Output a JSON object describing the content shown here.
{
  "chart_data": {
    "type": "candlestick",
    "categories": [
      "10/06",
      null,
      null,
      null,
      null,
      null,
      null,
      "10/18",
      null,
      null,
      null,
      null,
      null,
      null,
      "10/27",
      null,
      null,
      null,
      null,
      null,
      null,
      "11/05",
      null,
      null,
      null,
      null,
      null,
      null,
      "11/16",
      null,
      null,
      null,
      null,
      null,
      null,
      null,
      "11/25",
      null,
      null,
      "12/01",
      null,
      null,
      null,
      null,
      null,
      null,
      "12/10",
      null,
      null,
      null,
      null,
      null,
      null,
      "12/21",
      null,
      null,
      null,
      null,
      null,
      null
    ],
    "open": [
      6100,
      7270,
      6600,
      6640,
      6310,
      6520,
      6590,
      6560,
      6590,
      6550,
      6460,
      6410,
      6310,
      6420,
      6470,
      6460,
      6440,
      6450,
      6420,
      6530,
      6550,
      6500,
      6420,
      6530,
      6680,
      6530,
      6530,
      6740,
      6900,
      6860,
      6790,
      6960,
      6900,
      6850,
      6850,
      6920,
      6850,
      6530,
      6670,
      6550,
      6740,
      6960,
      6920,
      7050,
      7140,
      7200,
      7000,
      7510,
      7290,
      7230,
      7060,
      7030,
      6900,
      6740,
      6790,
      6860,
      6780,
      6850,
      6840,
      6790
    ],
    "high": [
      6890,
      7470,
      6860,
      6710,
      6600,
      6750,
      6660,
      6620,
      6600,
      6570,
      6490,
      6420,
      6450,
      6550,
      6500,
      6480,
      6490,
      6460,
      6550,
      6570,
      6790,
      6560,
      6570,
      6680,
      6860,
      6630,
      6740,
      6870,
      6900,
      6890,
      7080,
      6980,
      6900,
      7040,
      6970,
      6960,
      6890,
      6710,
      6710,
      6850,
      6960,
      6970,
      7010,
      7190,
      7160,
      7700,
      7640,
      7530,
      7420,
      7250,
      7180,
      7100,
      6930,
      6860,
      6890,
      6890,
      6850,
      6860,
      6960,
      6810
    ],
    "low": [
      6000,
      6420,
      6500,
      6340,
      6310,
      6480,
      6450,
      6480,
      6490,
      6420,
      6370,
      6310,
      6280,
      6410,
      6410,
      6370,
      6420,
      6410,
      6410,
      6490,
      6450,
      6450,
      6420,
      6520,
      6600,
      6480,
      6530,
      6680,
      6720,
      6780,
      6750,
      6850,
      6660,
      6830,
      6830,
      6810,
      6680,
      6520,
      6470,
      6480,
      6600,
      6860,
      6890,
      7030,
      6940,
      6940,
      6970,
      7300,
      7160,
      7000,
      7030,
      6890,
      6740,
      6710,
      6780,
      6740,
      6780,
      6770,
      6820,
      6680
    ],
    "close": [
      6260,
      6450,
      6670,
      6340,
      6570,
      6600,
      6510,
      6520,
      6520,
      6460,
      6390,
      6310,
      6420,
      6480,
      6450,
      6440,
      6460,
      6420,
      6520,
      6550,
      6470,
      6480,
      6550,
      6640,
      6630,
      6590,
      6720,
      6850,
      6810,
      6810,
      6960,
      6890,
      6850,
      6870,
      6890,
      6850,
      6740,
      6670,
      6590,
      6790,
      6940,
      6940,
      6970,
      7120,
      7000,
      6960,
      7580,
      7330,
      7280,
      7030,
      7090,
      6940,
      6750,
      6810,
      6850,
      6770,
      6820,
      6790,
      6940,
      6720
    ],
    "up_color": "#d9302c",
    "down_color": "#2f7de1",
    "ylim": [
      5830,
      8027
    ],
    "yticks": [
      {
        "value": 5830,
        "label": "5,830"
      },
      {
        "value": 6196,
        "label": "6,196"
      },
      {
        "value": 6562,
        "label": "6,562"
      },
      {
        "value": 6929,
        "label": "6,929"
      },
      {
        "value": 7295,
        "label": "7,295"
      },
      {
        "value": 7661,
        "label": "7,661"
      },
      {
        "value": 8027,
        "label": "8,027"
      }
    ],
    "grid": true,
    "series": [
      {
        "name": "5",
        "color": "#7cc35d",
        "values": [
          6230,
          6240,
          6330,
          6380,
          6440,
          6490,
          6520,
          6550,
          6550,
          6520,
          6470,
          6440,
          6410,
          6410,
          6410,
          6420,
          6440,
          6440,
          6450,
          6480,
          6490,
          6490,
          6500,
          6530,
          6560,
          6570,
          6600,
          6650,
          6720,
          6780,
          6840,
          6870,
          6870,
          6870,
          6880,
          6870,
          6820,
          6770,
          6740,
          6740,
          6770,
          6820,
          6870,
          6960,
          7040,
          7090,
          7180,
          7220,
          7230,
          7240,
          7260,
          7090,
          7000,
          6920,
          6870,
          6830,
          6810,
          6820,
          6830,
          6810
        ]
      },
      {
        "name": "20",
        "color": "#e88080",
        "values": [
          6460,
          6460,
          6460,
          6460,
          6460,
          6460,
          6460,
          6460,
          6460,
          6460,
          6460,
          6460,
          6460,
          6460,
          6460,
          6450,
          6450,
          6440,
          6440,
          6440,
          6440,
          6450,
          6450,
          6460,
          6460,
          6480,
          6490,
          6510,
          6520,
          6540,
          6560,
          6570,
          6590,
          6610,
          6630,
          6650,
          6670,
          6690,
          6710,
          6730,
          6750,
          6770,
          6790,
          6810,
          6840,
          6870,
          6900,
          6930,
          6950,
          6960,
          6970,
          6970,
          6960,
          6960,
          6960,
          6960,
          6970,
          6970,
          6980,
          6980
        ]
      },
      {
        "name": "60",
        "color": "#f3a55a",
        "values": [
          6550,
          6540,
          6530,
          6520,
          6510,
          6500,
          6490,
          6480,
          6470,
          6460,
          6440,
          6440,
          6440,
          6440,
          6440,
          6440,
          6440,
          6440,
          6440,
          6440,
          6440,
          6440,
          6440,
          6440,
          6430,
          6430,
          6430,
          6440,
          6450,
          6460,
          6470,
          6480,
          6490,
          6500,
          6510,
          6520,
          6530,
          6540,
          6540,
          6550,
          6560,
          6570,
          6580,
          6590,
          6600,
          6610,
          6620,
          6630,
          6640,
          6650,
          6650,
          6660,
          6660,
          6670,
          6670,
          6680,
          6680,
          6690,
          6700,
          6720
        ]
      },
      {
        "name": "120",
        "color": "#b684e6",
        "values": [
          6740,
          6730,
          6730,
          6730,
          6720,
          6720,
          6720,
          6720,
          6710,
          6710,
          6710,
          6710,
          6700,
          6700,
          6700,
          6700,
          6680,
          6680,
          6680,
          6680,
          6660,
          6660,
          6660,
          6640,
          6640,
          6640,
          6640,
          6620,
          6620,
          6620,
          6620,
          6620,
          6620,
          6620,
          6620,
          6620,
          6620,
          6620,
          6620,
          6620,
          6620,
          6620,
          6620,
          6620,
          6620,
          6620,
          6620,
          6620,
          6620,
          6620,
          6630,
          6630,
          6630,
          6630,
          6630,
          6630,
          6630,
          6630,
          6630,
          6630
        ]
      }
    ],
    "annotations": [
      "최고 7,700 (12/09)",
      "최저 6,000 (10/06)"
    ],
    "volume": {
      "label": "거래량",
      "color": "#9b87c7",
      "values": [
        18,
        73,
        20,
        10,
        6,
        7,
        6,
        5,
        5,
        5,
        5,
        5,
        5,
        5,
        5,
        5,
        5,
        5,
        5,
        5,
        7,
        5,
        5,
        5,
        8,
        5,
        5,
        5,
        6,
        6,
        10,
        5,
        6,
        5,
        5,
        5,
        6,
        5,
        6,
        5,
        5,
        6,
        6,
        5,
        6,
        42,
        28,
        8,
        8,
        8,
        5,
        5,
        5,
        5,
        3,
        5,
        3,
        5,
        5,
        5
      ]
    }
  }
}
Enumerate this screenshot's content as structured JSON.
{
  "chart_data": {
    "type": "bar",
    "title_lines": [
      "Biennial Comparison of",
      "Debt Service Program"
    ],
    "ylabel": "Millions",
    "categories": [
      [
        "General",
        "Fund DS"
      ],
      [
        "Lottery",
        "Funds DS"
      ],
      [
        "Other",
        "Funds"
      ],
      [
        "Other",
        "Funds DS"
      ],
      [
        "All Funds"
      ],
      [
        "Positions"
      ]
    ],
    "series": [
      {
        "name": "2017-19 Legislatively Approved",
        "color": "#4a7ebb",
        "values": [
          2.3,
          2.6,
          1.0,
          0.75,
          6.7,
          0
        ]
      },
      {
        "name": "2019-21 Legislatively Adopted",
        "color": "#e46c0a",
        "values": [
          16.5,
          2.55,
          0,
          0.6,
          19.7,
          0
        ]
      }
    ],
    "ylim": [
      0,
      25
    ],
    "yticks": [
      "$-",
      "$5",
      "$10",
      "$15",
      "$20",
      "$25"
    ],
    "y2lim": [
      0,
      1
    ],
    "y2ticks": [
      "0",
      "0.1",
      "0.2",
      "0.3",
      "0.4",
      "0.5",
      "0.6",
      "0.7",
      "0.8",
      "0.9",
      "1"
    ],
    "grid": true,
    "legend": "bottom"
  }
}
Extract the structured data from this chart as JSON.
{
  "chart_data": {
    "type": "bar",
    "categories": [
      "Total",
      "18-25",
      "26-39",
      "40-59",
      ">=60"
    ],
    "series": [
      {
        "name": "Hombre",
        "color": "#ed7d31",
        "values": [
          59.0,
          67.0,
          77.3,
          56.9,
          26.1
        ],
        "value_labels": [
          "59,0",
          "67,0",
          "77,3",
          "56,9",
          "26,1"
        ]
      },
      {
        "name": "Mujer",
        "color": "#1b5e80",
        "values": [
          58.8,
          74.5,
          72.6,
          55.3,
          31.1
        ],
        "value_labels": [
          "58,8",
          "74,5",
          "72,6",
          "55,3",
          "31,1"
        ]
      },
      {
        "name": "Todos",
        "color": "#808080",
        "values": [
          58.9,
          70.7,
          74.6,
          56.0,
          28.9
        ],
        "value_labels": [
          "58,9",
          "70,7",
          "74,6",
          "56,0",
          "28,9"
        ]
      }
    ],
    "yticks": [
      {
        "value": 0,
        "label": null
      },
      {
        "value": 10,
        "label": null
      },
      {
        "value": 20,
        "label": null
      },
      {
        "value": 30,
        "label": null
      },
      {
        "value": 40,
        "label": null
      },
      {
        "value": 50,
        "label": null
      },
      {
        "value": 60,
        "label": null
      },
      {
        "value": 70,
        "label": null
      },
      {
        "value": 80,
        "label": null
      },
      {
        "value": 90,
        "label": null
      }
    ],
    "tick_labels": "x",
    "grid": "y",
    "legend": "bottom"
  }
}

-----

GOAL: Which lines above contain the word "structured"? Copy each of them.

THE OUTPUT:
Enumerate this screenshot's content as structured JSON.
Extract the structured data from this chart as JSON.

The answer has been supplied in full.